**Written instruction**:
Filter the entries below, keeping only lines with the word "title".

**Data to use**:
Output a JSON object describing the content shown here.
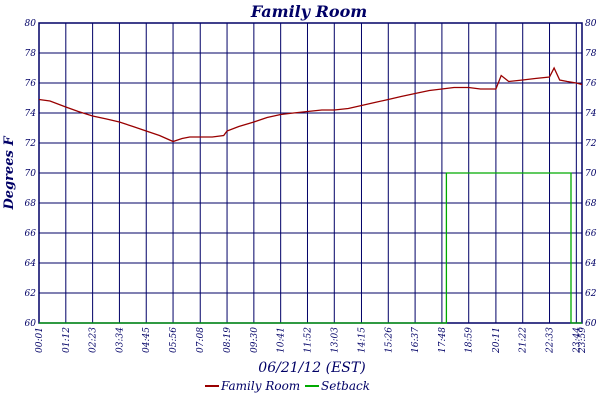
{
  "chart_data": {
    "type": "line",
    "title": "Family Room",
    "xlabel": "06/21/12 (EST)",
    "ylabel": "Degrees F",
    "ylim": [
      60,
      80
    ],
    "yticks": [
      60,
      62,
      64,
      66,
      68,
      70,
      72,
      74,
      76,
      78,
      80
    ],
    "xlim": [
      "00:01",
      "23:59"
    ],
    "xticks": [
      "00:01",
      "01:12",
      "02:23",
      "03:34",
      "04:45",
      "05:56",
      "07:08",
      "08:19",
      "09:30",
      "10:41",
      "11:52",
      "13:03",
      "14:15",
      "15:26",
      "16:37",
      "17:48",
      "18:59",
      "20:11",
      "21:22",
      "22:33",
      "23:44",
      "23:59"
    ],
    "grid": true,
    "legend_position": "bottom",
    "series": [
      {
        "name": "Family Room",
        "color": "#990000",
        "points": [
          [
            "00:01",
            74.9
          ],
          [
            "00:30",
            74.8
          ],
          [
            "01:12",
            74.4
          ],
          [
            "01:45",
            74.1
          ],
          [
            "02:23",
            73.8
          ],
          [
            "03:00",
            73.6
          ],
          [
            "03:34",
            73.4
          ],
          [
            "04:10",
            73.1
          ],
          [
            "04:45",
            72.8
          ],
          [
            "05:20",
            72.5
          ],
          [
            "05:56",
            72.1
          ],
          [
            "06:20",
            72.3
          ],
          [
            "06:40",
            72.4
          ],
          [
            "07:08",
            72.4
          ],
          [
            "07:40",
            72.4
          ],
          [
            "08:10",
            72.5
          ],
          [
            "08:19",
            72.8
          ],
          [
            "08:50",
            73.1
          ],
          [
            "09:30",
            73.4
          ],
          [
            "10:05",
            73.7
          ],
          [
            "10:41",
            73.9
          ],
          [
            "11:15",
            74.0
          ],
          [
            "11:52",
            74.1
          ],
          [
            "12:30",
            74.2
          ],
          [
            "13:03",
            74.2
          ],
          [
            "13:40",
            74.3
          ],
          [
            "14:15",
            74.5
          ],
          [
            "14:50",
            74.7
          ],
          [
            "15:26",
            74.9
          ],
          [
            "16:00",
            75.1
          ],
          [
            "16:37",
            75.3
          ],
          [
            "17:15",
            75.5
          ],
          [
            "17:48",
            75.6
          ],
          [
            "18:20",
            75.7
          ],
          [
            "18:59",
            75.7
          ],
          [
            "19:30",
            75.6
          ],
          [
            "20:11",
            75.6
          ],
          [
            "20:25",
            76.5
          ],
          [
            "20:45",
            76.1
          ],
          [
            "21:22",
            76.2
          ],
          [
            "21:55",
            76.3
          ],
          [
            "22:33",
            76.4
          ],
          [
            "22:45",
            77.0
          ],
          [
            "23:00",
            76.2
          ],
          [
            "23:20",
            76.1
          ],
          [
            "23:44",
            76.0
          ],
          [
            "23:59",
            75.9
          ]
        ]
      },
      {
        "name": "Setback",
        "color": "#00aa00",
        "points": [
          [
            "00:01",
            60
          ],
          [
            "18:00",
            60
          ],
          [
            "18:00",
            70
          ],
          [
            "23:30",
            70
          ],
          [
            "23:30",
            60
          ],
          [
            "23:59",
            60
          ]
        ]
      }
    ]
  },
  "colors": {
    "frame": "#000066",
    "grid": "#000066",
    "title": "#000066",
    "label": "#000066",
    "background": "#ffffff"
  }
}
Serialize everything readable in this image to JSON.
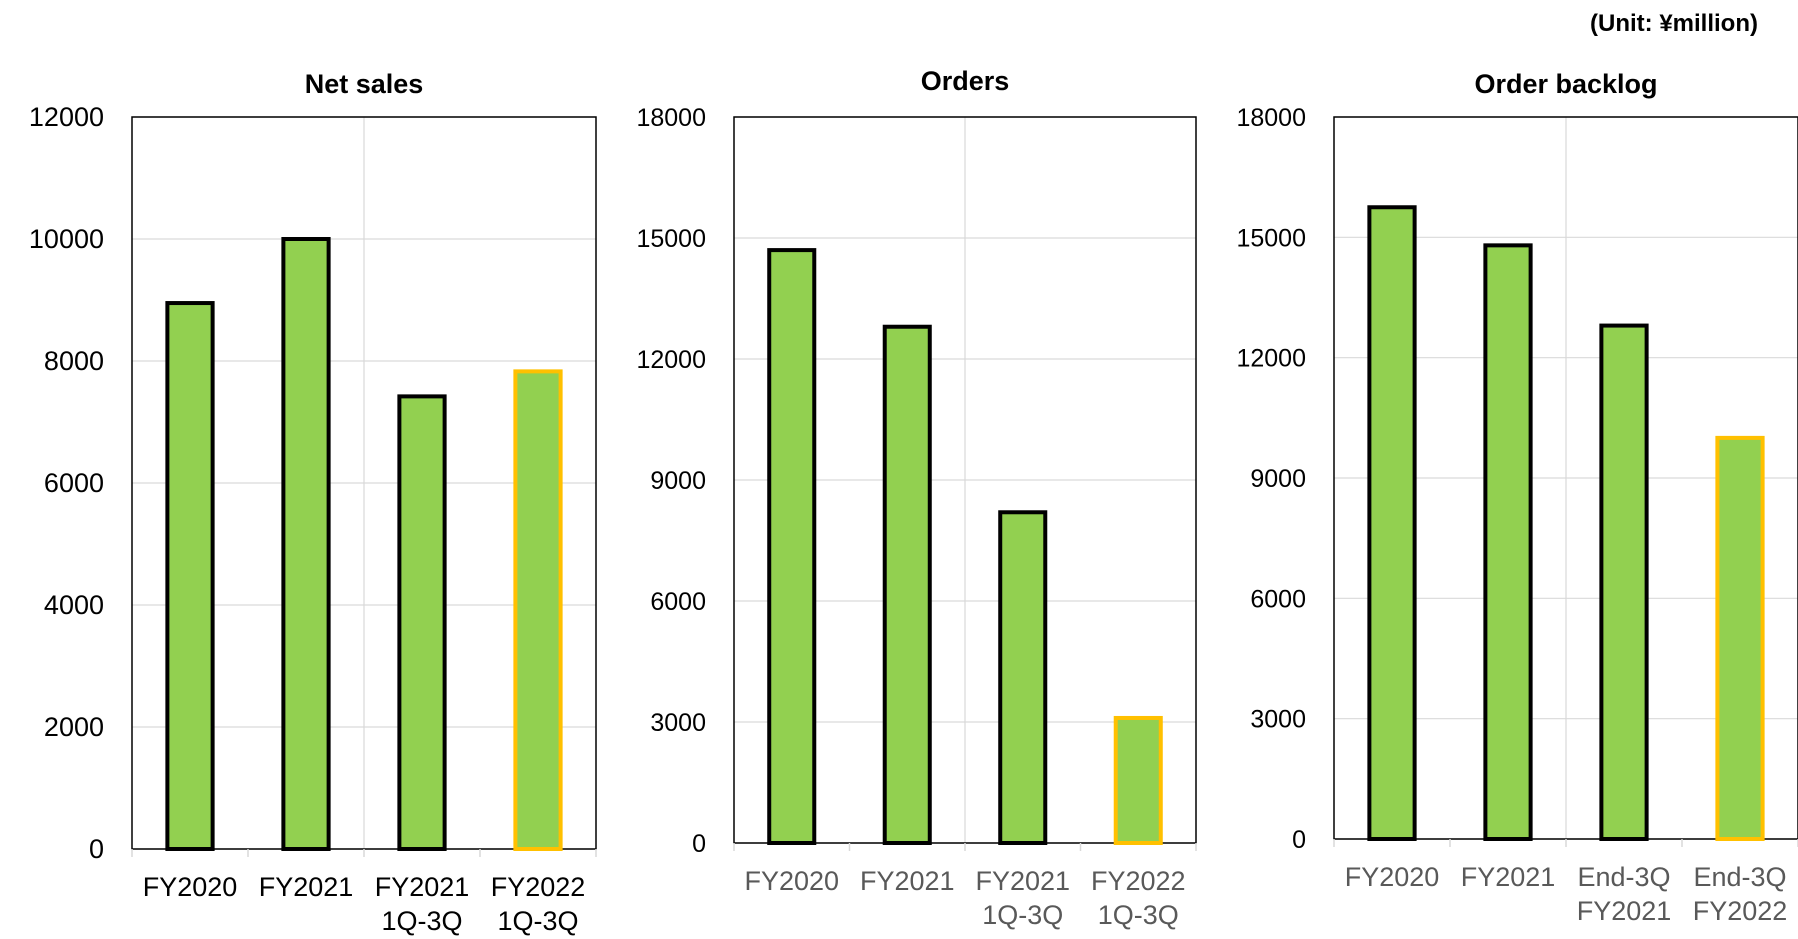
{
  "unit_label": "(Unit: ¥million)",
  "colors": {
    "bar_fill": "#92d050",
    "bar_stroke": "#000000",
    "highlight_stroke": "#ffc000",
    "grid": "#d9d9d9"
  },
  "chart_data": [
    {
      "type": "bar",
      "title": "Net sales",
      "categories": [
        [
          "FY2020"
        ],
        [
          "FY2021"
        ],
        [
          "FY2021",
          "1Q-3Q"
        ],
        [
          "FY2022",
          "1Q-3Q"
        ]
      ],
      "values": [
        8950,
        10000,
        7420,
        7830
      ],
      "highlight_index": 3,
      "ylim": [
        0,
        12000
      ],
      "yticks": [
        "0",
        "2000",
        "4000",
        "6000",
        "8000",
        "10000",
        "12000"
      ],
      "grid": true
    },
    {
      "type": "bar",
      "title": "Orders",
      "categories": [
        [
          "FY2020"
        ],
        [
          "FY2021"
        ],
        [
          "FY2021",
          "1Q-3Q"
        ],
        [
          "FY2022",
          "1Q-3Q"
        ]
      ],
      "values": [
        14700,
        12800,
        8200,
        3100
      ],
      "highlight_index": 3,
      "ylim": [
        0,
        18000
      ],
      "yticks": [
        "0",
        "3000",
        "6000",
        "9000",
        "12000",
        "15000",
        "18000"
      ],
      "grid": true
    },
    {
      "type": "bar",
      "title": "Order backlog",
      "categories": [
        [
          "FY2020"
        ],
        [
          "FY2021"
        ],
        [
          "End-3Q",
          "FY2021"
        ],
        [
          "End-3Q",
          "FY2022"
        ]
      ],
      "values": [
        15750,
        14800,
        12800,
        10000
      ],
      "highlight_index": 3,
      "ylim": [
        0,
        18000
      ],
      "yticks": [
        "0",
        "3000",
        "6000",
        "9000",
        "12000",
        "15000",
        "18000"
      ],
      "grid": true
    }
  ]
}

**Complete output**:
    "title": "Family Room",
    "title": "#000066",
      "title": "Net sales",
      "title": "Orders",
      "title": "Order backlog",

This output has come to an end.